● **Exercise aim**: Leave out the images; return the rest of the data exactly.
══ Dataset records
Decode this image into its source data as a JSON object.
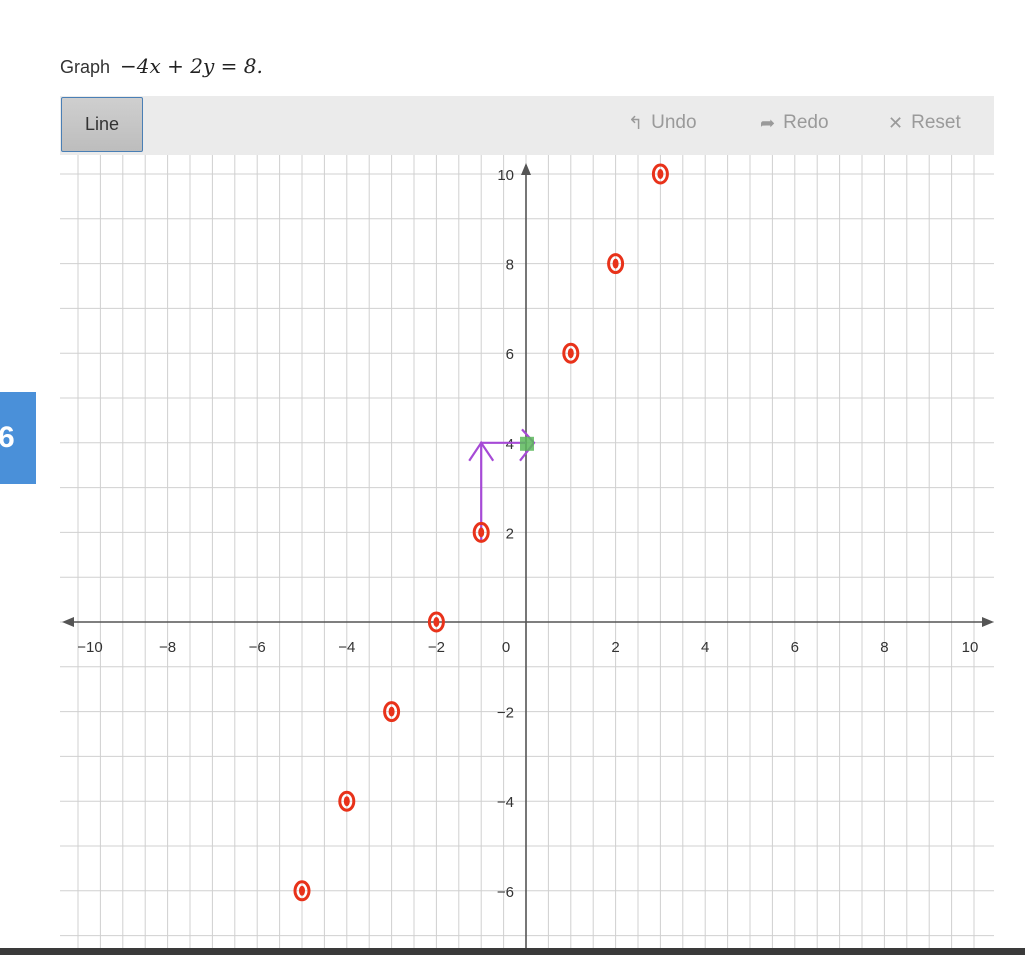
{
  "side_tab": {
    "label": "6"
  },
  "prompt": {
    "label": "Graph",
    "equation": "−4x + 2y = 8."
  },
  "toolbar": {
    "line_label": "Line",
    "undo_label": "Undo",
    "redo_label": "Redo",
    "reset_label": "Reset",
    "undo_icon": "undo-arrow-icon",
    "redo_icon": "redo-arrow-icon",
    "reset_icon": "close-x-icon"
  },
  "graph": {
    "x_range": [
      -10,
      10
    ],
    "y_range": [
      -7.3,
      10.5
    ],
    "x_ticks": [
      "-10",
      "-8",
      "-6",
      "-4",
      "-2",
      "0",
      "2",
      "4",
      "6",
      "8",
      "10"
    ],
    "y_ticks": [
      "10",
      "8",
      "6",
      "4",
      "2",
      "-2",
      "-4",
      "-6"
    ],
    "annotation_color": "#e8321a",
    "slope_color": "#a64ad6",
    "plotted_point_color": "#5cb85c",
    "handwritten_points": [
      {
        "x": 3,
        "y": 10
      },
      {
        "x": 2,
        "y": 8
      },
      {
        "x": 1,
        "y": 6
      },
      {
        "x": -1,
        "y": 2
      },
      {
        "x": -2,
        "y": 0
      },
      {
        "x": -3,
        "y": -2
      },
      {
        "x": -4,
        "y": -4
      },
      {
        "x": -5,
        "y": -6
      }
    ],
    "plotted_point": {
      "x": 0,
      "y": 4
    }
  }
}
════
● **Solution**:
Decode this image into its source data as a JSON object.
{
  "side_tab": {
    "label": "6"
  },
  "prompt": {
    "label": "Graph",
    "equation": "−4x + 2y = 8."
  },
  "toolbar": {
    "line_label": "Line",
    "undo_label": "Undo",
    "redo_label": "Redo",
    "reset_label": "Reset",
    "undo_icon": "undo-arrow-icon",
    "redo_icon": "redo-arrow-icon",
    "reset_icon": "close-x-icon"
  },
  "graph": {
    "x_range": [
      -10,
      10
    ],
    "y_range": [
      -7.3,
      10.5
    ],
    "x_ticks": [
      "-10",
      "-8",
      "-6",
      "-4",
      "-2",
      "0",
      "2",
      "4",
      "6",
      "8",
      "10"
    ],
    "y_ticks": [
      "10",
      "8",
      "6",
      "4",
      "2",
      "-2",
      "-4",
      "-6"
    ],
    "annotation_color": "#e8321a",
    "slope_color": "#a64ad6",
    "plotted_point_color": "#5cb85c",
    "handwritten_points": [
      {
        "x": 3,
        "y": 10
      },
      {
        "x": 2,
        "y": 8
      },
      {
        "x": 1,
        "y": 6
      },
      {
        "x": -1,
        "y": 2
      },
      {
        "x": -2,
        "y": 0
      },
      {
        "x": -3,
        "y": -2
      },
      {
        "x": -4,
        "y": -4
      },
      {
        "x": -5,
        "y": -6
      }
    ],
    "plotted_point": {
      "x": 0,
      "y": 4
    }
  }
}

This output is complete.